#### Material shown ####

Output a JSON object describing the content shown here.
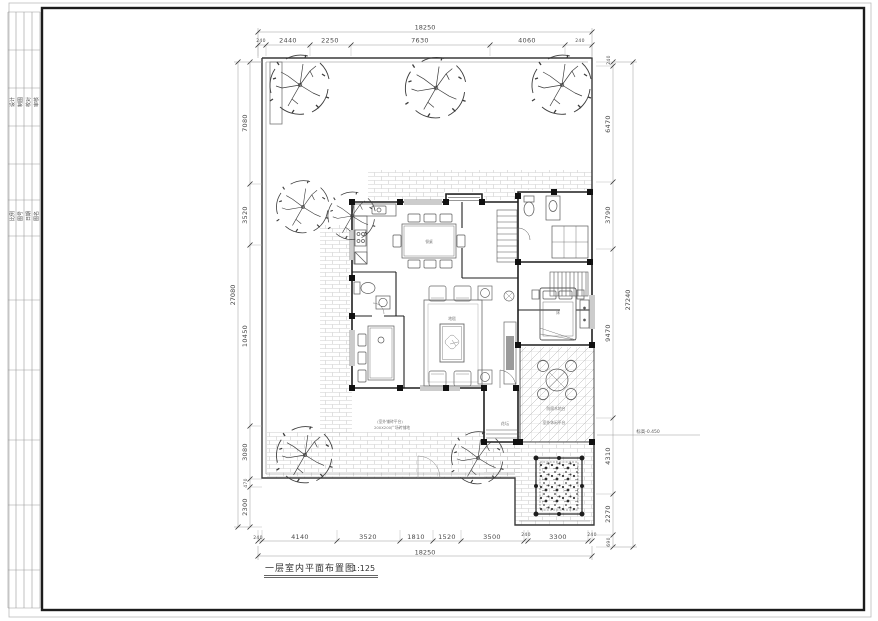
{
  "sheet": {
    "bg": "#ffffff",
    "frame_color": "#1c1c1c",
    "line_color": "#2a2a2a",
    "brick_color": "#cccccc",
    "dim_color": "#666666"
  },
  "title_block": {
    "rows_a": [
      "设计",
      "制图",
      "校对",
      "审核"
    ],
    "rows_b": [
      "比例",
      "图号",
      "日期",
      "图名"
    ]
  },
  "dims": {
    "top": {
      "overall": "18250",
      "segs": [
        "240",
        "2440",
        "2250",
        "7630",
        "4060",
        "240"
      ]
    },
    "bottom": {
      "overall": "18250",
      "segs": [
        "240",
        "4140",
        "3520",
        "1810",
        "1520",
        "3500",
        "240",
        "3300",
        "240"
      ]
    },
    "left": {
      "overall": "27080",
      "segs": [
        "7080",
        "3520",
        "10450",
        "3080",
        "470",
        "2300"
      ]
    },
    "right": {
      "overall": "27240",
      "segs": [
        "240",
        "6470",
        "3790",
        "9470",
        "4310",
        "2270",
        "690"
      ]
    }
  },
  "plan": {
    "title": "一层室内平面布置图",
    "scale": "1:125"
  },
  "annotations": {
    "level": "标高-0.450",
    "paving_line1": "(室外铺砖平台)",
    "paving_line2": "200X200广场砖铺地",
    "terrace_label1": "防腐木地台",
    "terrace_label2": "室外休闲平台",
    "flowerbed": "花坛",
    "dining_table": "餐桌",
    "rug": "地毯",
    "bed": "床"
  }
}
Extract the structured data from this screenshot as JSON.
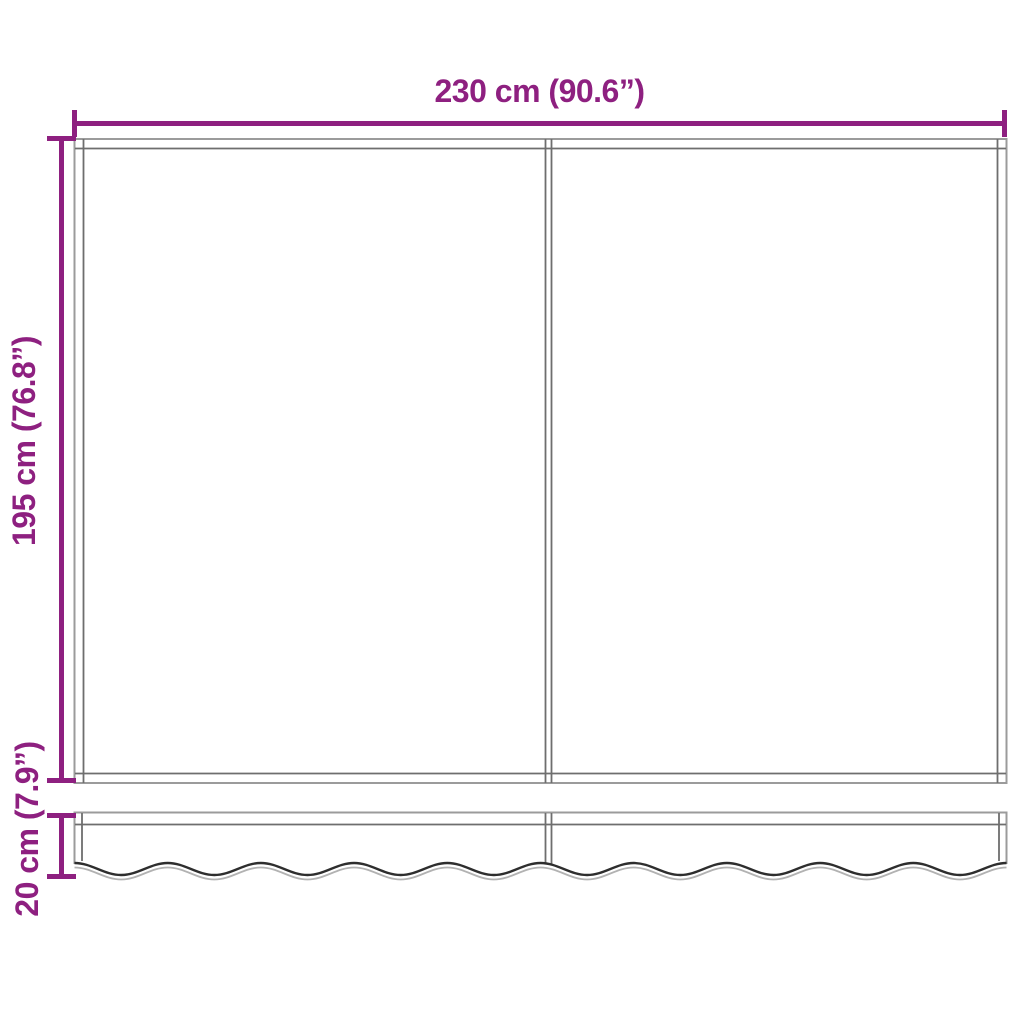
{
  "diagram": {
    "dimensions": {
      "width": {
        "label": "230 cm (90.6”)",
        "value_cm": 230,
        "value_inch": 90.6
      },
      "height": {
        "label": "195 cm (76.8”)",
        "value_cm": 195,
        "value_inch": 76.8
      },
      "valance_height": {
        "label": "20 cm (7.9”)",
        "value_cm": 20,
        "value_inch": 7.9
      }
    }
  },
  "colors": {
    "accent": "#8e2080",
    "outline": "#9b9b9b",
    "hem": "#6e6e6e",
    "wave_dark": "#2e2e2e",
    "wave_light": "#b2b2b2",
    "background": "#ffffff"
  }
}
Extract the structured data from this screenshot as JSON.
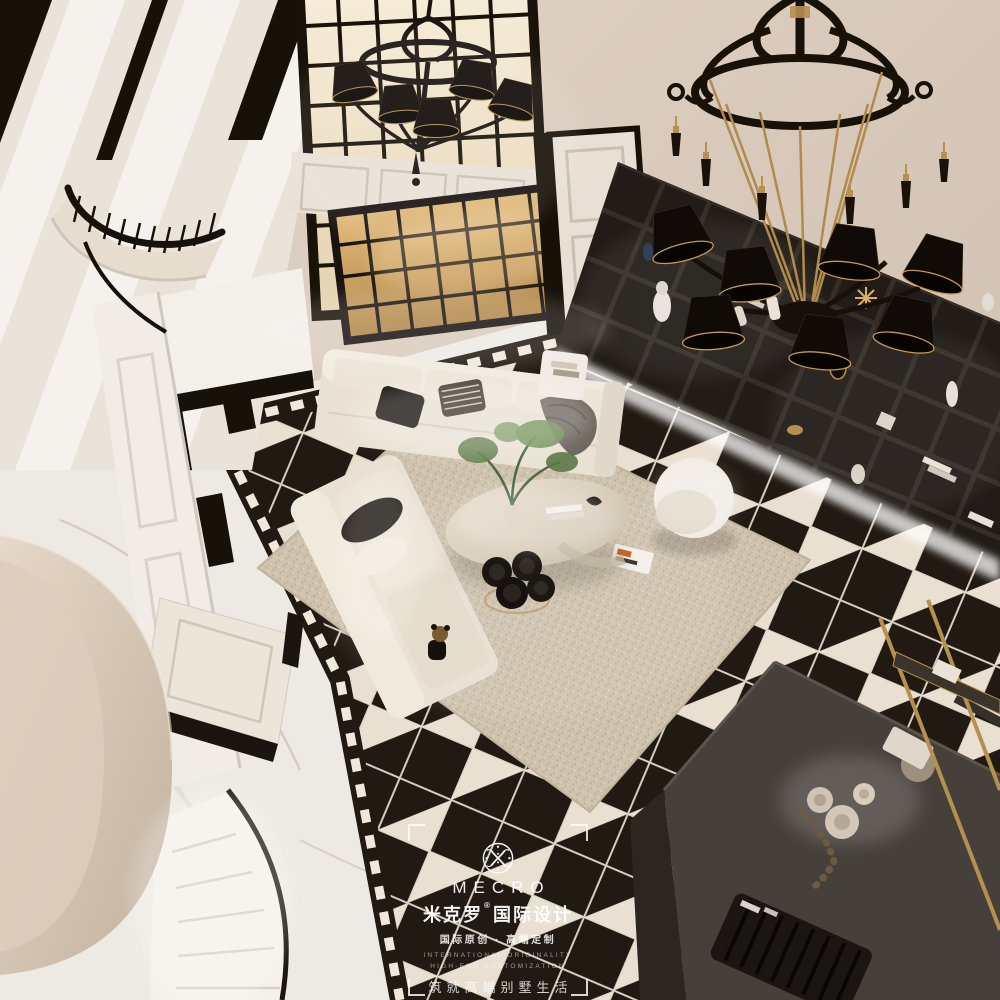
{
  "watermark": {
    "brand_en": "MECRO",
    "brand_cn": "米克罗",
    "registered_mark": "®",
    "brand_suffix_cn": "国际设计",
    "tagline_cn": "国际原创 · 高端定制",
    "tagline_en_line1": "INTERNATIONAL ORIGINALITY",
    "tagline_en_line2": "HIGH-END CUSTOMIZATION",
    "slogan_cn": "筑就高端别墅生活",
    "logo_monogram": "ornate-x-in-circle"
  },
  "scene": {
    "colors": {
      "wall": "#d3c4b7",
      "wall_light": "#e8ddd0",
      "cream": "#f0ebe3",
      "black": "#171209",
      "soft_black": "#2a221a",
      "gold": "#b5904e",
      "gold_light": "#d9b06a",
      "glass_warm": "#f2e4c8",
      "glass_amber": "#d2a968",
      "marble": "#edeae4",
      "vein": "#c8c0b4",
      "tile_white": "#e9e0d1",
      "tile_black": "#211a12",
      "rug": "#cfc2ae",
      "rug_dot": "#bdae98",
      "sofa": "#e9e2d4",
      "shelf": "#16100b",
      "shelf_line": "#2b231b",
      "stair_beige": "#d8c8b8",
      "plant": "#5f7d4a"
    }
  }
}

####

> **Set task**:
Repeat each record exactly as shown above, dropping all images.

> **Result of the exercise**:
Output a JSON object describing the content shown here.
{
  "sheet": {
    "bg": "#ffffff",
    "frame_color": "#1c1c1c",
    "line_color": "#2a2a2a",
    "brick_color": "#cccccc",
    "dim_color": "#666666"
  },
  "title_block": {
    "rows_a": [
      "设计",
      "制图",
      "校对",
      "审核"
    ],
    "rows_b": [
      "比例",
      "图号",
      "日期",
      "图名"
    ]
  },
  "dims": {
    "top": {
      "overall": "18250",
      "segs": [
        "240",
        "2440",
        "2250",
        "7630",
        "4060",
        "240"
      ]
    },
    "bottom": {
      "overall": "18250",
      "segs": [
        "240",
        "4140",
        "3520",
        "1810",
        "1520",
        "3500",
        "240",
        "3300",
        "240"
      ]
    },
    "left": {
      "overall": "27080",
      "segs": [
        "7080",
        "3520",
        "10450",
        "3080",
        "470",
        "2300"
      ]
    },
    "right": {
      "overall": "27240",
      "segs": [
        "240",
        "6470",
        "3790",
        "9470",
        "4310",
        "2270",
        "690"
      ]
    }
  },
  "plan": {
    "title": "一层室内平面布置图",
    "scale": "1:125"
  },
  "annotations": {
    "level": "标高-0.450",
    "paving_line1": "(室外铺砖平台)",
    "paving_line2": "200X200广场砖铺地",
    "terrace_label1": "防腐木地台",
    "terrace_label2": "室外休闲平台",
    "flowerbed": "花坛",
    "dining_table": "餐桌",
    "rug": "地毯",
    "bed": "床"
  }
}
Extract the structured data from this screenshot as JSON.
{
  "diagram": {
    "dimensions": {
      "width": {
        "label": "230 cm (90.6”)",
        "value_cm": 230,
        "value_inch": 90.6
      },
      "height": {
        "label": "195 cm (76.8”)",
        "value_cm": 195,
        "value_inch": 76.8
      },
      "valance_height": {
        "label": "20 cm (7.9”)",
        "value_cm": 20,
        "value_inch": 7.9
      }
    }
  },
  "colors": {
    "accent": "#8e2080",
    "outline": "#9b9b9b",
    "hem": "#6e6e6e",
    "wave_dark": "#2e2e2e",
    "wave_light": "#b2b2b2",
    "background": "#ffffff"
  }
}
Extract the structured data from this screenshot as JSON.
{
  "watermark": {
    "brand_en": "MECRO",
    "brand_cn": "米克罗",
    "registered_mark": "®",
    "brand_suffix_cn": "国际设计",
    "tagline_cn": "国际原创 · 高端定制",
    "tagline_en_line1": "INTERNATIONAL ORIGINALITY",
    "tagline_en_line2": "HIGH-END CUSTOMIZATION",
    "slogan_cn": "筑就高端别墅生活",
    "logo_monogram": "ornate-x-in-circle"
  },
  "scene": {
    "colors": {
      "wall": "#d3c4b7",
      "wall_light": "#e8ddd0",
      "cream": "#f0ebe3",
      "black": "#171209",
      "soft_black": "#2a221a",
      "gold": "#b5904e",
      "gold_light": "#d9b06a",
      "glass_warm": "#f2e4c8",
      "glass_amber": "#d2a968",
      "marble": "#edeae4",
      "vein": "#c8c0b4",
      "tile_white": "#e9e0d1",
      "tile_black": "#211a12",
      "rug": "#cfc2ae",
      "rug_dot": "#bdae98",
      "sofa": "#e9e2d4",
      "shelf": "#16100b",
      "shelf_line": "#2b231b",
      "stair_beige": "#d8c8b8",
      "plant": "#5f7d4a"
    }
  }
}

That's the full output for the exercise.